Stored data entries
------------------------------------
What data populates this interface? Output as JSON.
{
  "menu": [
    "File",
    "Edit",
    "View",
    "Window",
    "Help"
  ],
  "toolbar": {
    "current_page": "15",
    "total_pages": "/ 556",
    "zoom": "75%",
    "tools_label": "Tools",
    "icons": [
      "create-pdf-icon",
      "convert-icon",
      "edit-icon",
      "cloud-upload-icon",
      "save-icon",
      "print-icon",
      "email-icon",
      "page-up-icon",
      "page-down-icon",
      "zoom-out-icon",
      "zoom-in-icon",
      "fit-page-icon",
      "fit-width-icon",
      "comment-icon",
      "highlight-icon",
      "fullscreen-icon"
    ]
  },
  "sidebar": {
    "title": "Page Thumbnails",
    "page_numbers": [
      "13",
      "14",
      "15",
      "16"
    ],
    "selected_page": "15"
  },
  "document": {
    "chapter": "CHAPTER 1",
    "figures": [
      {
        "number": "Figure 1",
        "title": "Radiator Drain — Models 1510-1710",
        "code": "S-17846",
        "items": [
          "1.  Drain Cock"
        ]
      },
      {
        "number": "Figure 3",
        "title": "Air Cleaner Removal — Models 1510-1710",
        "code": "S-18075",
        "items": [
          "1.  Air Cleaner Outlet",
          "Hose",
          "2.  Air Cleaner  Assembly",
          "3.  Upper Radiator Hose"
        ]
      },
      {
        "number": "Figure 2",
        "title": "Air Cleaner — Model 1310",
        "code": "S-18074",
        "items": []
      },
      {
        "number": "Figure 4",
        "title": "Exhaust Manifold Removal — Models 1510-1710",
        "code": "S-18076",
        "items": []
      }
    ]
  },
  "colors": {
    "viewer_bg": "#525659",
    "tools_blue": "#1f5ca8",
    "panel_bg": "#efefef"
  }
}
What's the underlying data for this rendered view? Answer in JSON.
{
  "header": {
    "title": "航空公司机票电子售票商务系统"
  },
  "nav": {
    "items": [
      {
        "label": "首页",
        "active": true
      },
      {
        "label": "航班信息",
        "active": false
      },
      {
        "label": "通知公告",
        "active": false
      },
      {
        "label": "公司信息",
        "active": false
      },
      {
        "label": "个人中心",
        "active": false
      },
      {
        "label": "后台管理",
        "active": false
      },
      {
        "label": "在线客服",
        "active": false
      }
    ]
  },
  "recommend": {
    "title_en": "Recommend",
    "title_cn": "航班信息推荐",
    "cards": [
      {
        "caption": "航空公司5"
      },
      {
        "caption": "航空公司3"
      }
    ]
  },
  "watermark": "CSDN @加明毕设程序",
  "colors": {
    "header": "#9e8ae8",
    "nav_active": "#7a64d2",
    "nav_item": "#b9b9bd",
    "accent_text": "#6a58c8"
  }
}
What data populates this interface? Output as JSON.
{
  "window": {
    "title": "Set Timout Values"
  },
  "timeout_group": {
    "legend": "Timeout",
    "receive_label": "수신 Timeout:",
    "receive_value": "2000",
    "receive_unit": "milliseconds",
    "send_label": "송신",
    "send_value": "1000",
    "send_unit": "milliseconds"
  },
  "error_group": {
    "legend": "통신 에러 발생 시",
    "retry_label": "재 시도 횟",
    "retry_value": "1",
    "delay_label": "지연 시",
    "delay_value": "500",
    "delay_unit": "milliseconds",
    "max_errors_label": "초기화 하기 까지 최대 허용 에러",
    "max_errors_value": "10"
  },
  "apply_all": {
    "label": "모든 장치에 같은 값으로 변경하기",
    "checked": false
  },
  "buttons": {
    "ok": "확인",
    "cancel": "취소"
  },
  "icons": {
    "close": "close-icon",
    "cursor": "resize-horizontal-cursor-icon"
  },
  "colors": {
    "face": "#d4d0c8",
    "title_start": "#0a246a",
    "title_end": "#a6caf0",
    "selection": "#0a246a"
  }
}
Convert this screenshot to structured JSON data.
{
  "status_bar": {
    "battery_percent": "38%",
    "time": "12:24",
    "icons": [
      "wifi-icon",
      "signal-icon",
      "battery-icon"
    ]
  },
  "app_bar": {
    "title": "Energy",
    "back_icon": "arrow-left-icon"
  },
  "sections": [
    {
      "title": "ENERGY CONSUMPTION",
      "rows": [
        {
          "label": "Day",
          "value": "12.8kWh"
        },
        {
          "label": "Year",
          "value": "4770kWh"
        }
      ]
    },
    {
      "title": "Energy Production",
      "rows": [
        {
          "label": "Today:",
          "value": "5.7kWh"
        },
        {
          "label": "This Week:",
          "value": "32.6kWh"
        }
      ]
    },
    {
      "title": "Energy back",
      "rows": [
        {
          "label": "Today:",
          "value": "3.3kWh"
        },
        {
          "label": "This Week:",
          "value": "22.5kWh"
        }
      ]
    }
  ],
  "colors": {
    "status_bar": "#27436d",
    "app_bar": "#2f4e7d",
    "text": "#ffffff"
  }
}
------------------------------------
Extract the data in full. Keep it word for word.

■ **COMPLETED TASK**
What data populates this interface? Output as JSON.
{
  "menu": [
    "File",
    "Edit",
    "View",
    "Window",
    "Help"
  ],
  "toolbar": {
    "current_page": "15",
    "total_pages": "/ 556",
    "zoom": "75%",
    "tools_label": "Tools",
    "icons": [
      "create-pdf-icon",
      "convert-icon",
      "edit-icon",
      "cloud-upload-icon",
      "save-icon",
      "print-icon",
      "email-icon",
      "page-up-icon",
      "page-down-icon",
      "zoom-out-icon",
      "zoom-in-icon",
      "fit-page-icon",
      "fit-width-icon",
      "comment-icon",
      "highlight-icon",
      "fullscreen-icon"
    ]
  },
  "sidebar": {
    "title": "Page Thumbnails",
    "page_numbers": [
      "13",
      "14",
      "15",
      "16"
    ],
    "selected_page": "15"
  },
  "document": {
    "chapter": "CHAPTER 1",
    "figures": [
      {
        "number": "Figure 1",
        "title": "Radiator Drain — Models 1510-1710",
        "code": "S-17846",
        "items": [
          "1.  Drain Cock"
        ]
      },
      {
        "number": "Figure 3",
        "title": "Air Cleaner Removal — Models 1510-1710",
        "code": "S-18075",
        "items": [
          "1.  Air Cleaner Outlet",
          "Hose",
          "2.  Air Cleaner  Assembly",
          "3.  Upper Radiator Hose"
        ]
      },
      {
        "number": "Figure 2",
        "title": "Air Cleaner — Model 1310",
        "code": "S-18074",
        "items": []
      },
      {
        "number": "Figure 4",
        "title": "Exhaust Manifold Removal — Models 1510-1710",
        "code": "S-18076",
        "items": []
      }
    ]
  },
  "colors": {
    "viewer_bg": "#525659",
    "tools_blue": "#1f5ca8",
    "panel_bg": "#efefef"
  }
}
What's the underlying data for this rendered view? Answer in JSON.
{
  "header": {
    "title": "航空公司机票电子售票商务系统"
  },
  "nav": {
    "items": [
      {
        "label": "首页",
        "active": true
      },
      {
        "label": "航班信息",
        "active": false
      },
      {
        "label": "通知公告",
        "active": false
      },
      {
        "label": "公司信息",
        "active": false
      },
      {
        "label": "个人中心",
        "active": false
      },
      {
        "label": "后台管理",
        "active": false
      },
      {
        "label": "在线客服",
        "active": false
      }
    ]
  },
  "recommend": {
    "title_en": "Recommend",
    "title_cn": "航班信息推荐",
    "cards": [
      {
        "caption": "航空公司5"
      },
      {
        "caption": "航空公司3"
      }
    ]
  },
  "watermark": "CSDN @加明毕设程序",
  "colors": {
    "header": "#9e8ae8",
    "nav_active": "#7a64d2",
    "nav_item": "#b9b9bd",
    "accent_text": "#6a58c8"
  }
}
What data populates this interface? Output as JSON.
{
  "window": {
    "title": "Set Timout Values"
  },
  "timeout_group": {
    "legend": "Timeout",
    "receive_label": "수신 Timeout:",
    "receive_value": "2000",
    "receive_unit": "milliseconds",
    "send_label": "송신",
    "send_value": "1000",
    "send_unit": "milliseconds"
  },
  "error_group": {
    "legend": "통신 에러 발생 시",
    "retry_label": "재 시도 횟",
    "retry_value": "1",
    "delay_label": "지연 시",
    "delay_value": "500",
    "delay_unit": "milliseconds",
    "max_errors_label": "초기화 하기 까지 최대 허용 에러",
    "max_errors_value": "10"
  },
  "apply_all": {
    "label": "모든 장치에 같은 값으로 변경하기",
    "checked": false
  },
  "buttons": {
    "ok": "확인",
    "cancel": "취소"
  },
  "icons": {
    "close": "close-icon",
    "cursor": "resize-horizontal-cursor-icon"
  },
  "colors": {
    "face": "#d4d0c8",
    "title_start": "#0a246a",
    "title_end": "#a6caf0",
    "selection": "#0a246a"
  }
}
Convert this screenshot to structured JSON data.
{
  "status_bar": {
    "battery_percent": "38%",
    "time": "12:24",
    "icons": [
      "wifi-icon",
      "signal-icon",
      "battery-icon"
    ]
  },
  "app_bar": {
    "title": "Energy",
    "back_icon": "arrow-left-icon"
  },
  "sections": [
    {
      "title": "ENERGY CONSUMPTION",
      "rows": [
        {
          "label": "Day",
          "value": "12.8kWh"
        },
        {
          "label": "Year",
          "value": "4770kWh"
        }
      ]
    },
    {
      "title": "Energy Production",
      "rows": [
        {
          "label": "Today:",
          "value": "5.7kWh"
        },
        {
          "label": "This Week:",
          "value": "32.6kWh"
        }
      ]
    },
    {
      "title": "Energy back",
      "rows": [
        {
          "label": "Today:",
          "value": "3.3kWh"
        },
        {
          "label": "This Week:",
          "value": "22.5kWh"
        }
      ]
    }
  ],
  "colors": {
    "status_bar": "#27436d",
    "app_bar": "#2f4e7d",
    "text": "#ffffff"
  }
}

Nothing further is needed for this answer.